Texte:
======

Les magasins modernes pourtant sont souvent vides: rares sont les Moldaves qui gagnent assez pour s’offrir les produits importés d’Europe. Les gens font leurs achats au marché central, un immense espace de plus d’un kilomètre carré, où l’on trouve de tout, absolument de tout. Autour du marché, d’innombrables vendeurs à la sauvette essaient de gagner quelques sous en vendant des objets usagés, des frusques, des baies, des herbettes, des légumes...

Au marché, j’ai acheté une pompe à vélo – j’avais dû dégonfler mes pneus quand j’ai embarqué le vélo dans l’avion – mais la valve ne correspondait pas. Le vendeur a remué ciel et terre pour trouver enfin la pièce qui manquait, faisant le tour de toutes les échoppes de la rue, finissant par gonfler lui-même mon pneu. Cette gentillesse, cet effort pour aider, je les ai retrouvés bien souvent au cours de mon voyage.

======

Consigne: Relevez, dans le texte, tout ce que vendent les vendeurs à la sauvette installés autour du marché.

======

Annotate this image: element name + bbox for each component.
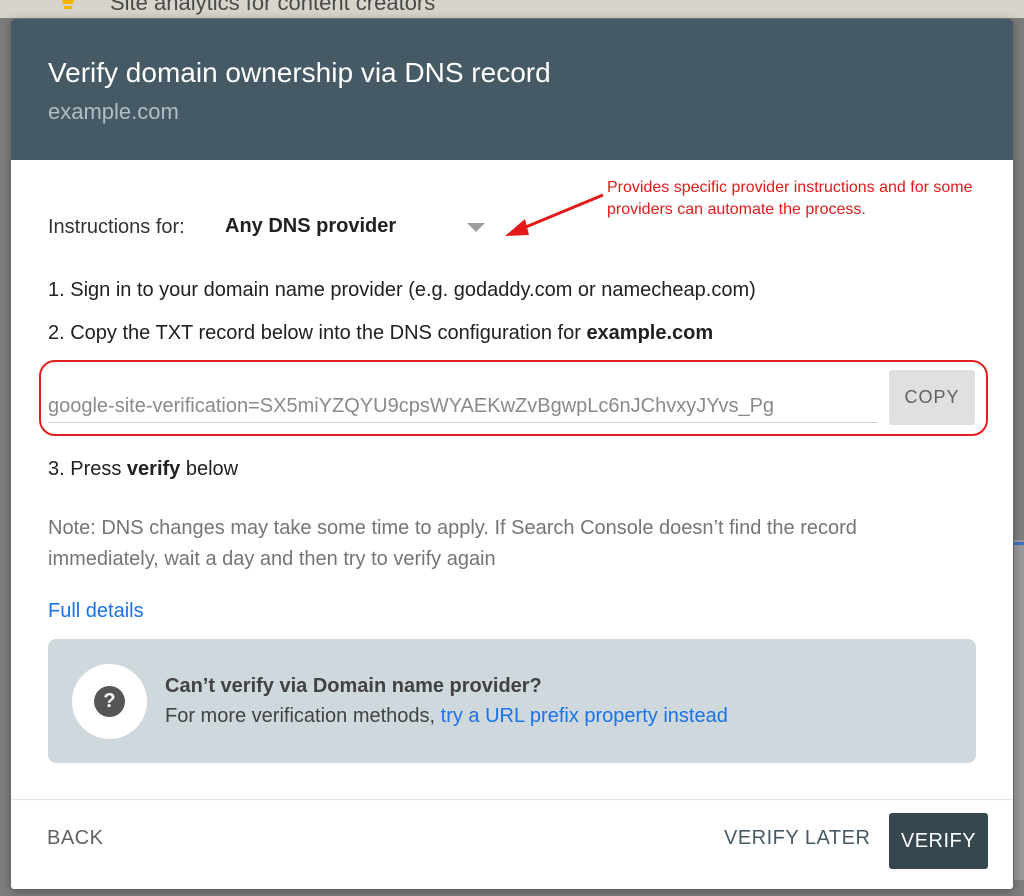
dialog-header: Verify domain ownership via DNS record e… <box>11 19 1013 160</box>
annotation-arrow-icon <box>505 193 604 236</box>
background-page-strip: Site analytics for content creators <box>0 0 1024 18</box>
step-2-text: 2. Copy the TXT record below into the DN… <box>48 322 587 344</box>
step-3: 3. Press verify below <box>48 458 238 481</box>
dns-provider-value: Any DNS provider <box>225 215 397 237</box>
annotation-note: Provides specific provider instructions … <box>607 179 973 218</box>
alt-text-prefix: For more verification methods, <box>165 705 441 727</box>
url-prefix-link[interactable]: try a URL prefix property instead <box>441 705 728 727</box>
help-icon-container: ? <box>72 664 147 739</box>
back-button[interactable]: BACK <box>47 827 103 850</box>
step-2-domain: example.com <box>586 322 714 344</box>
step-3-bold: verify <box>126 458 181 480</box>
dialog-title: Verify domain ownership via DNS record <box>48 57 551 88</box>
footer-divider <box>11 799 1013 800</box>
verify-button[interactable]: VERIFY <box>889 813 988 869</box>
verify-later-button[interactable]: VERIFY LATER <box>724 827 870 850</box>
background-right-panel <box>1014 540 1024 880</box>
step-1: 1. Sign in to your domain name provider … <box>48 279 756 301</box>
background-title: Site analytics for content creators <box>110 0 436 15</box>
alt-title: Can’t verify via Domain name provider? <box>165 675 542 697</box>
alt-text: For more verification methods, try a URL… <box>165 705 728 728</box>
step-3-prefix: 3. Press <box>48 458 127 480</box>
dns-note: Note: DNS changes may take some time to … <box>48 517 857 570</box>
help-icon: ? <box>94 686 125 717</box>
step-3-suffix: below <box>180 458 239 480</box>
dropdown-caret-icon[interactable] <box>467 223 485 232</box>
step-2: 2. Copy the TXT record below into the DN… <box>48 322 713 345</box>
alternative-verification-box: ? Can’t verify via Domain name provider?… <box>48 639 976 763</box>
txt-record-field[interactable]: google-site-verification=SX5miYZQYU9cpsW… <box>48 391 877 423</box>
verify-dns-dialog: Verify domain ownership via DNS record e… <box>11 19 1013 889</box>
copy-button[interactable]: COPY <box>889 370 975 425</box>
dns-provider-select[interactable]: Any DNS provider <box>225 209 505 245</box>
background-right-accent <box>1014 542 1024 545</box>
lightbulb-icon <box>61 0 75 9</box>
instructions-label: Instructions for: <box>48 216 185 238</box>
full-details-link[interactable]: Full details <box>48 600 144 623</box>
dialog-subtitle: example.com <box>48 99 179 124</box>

======

Réponse:
- des objets usagés
- des frusques
- des baies
- des herbettes
- des légumes